The records below need retyping in full; give them again exactly.
# start of Data provided
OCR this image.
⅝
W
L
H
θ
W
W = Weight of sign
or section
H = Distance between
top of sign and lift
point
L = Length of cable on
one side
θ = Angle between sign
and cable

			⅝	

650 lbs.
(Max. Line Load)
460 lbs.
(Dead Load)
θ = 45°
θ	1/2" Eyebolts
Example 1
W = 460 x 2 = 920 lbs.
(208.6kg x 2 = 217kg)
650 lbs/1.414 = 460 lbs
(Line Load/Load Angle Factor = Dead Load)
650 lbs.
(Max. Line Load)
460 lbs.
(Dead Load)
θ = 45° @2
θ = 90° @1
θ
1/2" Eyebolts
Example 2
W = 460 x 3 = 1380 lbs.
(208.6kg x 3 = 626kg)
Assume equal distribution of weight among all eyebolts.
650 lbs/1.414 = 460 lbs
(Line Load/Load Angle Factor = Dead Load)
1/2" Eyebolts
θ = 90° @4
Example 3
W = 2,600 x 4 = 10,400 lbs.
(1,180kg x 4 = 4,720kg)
# end of Data provided
▶ **Response to this exercise**:
OCR this image.
⅝
W
L
H
θ
W
W = Weight of sign
or section
H = Distance between
top of sign and lift
point
L = Length of cable on
one side
θ = Angle between sign
and cable

			⅝	

650 lbs.
(Max. Line Load)
460 lbs.
(Dead Load)
θ = 45°
θ	1/2" Eyebolts
Example 1
W = 460 x 2 = 920 lbs.
(208.6kg x 2 = 217kg)
650 lbs/1.414 = 460 lbs
(Line Load/Load Angle Factor = Dead Load)
650 lbs.
(Max. Line Load)
460 lbs.
(Dead Load)
θ = 45° @2
θ = 90° @1
θ
1/2" Eyebolts
Example 2
W = 460 x 3 = 1380 lbs.
(208.6kg x 3 = 626kg)
Assume equal distribution of weight among all eyebolts.
650 lbs/1.414 = 460 lbs
(Line Load/Load Angle Factor = Dead Load)
1/2" Eyebolts
θ = 90° @4
Example 3
W = 2,600 x 4 = 10,400 lbs.
(1,180kg x 4 = 4,720kg)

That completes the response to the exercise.